» THE REQUEST
Check each line of the records below for the string "Tonga", then state how many lines contain it, with no other output.
[Start of THE INPUT]
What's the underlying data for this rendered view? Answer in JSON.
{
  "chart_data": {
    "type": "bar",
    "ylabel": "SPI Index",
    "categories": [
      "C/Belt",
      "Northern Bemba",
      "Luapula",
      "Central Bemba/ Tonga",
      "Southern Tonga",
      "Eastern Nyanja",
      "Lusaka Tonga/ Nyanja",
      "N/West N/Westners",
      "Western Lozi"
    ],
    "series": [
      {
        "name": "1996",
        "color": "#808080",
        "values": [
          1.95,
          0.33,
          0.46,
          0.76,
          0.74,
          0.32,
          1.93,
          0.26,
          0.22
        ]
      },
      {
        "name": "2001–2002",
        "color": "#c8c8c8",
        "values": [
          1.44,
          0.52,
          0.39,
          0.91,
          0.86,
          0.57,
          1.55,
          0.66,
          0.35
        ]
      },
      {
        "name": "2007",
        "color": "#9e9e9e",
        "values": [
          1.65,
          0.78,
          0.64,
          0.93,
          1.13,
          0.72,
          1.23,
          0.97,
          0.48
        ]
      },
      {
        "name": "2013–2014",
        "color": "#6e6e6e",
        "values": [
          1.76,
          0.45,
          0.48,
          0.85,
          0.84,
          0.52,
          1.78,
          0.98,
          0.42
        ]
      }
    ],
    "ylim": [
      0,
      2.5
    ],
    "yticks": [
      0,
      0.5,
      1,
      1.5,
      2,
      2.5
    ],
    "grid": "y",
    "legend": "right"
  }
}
[End of THE INPUT]
» EXERCISE SOLUTION
3